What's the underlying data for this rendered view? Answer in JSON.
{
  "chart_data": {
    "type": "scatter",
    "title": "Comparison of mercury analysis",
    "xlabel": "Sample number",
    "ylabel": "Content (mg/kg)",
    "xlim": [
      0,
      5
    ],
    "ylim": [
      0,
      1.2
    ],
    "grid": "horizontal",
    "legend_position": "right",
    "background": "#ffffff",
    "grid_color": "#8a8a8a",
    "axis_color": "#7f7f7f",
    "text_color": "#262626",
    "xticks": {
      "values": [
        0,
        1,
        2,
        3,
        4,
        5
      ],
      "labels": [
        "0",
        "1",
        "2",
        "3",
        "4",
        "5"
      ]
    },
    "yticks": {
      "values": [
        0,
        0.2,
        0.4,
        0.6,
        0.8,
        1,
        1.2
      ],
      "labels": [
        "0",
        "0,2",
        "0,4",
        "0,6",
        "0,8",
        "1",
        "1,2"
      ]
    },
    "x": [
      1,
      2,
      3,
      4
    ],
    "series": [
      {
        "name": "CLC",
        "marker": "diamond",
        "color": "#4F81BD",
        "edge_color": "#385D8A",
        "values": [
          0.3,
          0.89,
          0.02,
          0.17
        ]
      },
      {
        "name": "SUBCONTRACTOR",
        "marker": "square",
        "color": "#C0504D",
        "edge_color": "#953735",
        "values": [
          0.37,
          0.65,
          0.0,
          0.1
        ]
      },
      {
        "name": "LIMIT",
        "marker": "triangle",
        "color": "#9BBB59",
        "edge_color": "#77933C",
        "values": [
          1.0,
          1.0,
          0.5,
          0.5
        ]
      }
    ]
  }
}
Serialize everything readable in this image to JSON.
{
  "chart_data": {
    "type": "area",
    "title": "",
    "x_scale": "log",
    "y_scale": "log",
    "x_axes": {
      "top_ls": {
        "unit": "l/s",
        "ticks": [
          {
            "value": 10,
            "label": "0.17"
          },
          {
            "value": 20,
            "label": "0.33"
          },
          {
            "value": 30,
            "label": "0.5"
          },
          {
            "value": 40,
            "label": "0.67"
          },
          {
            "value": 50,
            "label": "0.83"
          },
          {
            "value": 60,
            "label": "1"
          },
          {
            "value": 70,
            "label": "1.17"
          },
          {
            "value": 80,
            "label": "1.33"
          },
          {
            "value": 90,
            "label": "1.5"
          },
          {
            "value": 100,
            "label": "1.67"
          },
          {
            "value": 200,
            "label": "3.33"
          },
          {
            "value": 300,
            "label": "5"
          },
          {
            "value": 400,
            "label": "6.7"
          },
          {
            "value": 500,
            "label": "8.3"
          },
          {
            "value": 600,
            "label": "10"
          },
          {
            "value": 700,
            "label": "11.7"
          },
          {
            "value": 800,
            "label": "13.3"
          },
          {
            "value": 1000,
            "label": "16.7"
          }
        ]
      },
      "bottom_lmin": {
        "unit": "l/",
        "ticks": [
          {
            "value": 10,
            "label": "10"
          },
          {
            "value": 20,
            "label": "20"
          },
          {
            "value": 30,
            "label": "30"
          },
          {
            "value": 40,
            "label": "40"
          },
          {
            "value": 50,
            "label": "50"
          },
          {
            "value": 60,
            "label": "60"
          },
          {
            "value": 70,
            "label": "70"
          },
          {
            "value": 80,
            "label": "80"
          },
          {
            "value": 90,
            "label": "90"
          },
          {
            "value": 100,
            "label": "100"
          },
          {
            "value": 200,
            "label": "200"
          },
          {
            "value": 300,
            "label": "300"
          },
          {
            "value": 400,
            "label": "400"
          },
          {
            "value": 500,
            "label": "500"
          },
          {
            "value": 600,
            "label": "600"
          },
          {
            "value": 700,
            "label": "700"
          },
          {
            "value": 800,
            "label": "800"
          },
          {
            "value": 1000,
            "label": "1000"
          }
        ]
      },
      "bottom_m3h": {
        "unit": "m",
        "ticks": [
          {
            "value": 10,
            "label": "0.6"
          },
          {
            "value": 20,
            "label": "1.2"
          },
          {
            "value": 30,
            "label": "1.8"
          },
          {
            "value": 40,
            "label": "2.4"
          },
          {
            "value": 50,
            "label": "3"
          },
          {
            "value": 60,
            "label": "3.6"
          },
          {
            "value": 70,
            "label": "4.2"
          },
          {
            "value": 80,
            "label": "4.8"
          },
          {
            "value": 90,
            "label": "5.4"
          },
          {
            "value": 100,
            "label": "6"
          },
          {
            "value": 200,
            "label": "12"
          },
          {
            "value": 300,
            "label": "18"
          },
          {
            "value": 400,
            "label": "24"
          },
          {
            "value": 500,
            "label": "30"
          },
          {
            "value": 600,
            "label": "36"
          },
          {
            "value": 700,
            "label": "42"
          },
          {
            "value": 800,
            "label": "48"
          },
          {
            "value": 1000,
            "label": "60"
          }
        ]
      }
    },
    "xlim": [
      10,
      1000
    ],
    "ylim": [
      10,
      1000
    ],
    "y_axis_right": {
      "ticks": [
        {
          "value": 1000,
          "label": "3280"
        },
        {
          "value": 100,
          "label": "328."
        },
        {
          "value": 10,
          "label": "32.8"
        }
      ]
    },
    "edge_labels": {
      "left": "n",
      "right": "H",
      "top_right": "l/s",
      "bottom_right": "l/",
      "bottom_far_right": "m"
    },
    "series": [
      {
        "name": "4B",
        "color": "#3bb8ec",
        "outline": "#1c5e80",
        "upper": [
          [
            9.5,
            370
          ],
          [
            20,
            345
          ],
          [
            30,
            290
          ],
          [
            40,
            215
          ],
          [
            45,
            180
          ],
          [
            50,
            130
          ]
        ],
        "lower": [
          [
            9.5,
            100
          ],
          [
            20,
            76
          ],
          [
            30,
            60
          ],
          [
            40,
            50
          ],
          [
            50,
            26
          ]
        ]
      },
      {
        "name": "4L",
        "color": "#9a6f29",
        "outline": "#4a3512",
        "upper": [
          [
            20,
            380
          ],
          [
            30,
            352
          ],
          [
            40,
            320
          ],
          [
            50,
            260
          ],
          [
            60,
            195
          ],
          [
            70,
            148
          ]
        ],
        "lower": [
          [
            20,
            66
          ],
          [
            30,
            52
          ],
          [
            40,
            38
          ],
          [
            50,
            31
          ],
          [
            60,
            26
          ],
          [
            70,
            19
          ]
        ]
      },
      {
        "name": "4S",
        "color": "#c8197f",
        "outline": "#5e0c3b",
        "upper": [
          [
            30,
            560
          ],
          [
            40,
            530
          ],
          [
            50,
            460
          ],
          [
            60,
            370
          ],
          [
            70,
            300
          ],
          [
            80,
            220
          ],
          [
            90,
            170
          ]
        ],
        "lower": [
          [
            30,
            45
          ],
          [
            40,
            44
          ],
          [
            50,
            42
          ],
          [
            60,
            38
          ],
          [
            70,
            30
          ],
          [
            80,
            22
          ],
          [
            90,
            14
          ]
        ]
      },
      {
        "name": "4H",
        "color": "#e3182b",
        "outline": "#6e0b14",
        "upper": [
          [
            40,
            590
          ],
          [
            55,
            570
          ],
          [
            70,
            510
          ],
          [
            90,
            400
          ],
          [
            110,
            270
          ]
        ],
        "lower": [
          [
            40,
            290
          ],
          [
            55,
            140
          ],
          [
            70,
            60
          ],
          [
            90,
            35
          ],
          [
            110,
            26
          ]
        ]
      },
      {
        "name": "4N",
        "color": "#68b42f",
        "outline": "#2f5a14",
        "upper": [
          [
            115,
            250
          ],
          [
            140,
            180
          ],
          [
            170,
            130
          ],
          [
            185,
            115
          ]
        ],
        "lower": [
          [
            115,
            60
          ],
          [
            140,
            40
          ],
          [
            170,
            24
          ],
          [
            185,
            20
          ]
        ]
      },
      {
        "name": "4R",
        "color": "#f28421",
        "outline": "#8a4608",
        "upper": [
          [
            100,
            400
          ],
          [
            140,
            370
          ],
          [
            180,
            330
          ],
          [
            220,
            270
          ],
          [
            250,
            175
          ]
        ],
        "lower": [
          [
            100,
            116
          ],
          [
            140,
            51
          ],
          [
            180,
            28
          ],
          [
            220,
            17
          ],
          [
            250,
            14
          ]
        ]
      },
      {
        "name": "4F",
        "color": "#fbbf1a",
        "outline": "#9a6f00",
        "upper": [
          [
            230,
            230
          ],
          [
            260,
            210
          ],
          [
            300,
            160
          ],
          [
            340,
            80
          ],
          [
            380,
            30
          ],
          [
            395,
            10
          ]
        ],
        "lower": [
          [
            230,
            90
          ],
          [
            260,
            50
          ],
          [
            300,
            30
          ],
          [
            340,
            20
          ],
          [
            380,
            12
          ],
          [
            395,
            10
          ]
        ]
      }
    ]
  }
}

• **WRITTEN REQUEST**:
Find every line that has "name" in it, then return those lines.

• **TASK RESULT**:
        "name": "CLC",
        "name": "SUBCONTRACTOR",
        "name": "LIMIT",
        "name": "4B",
        "name": "4L",
        "name": "4S",
        "name": "4H",
        "name": "4N",
        "name": "4R",
        "name": "4F",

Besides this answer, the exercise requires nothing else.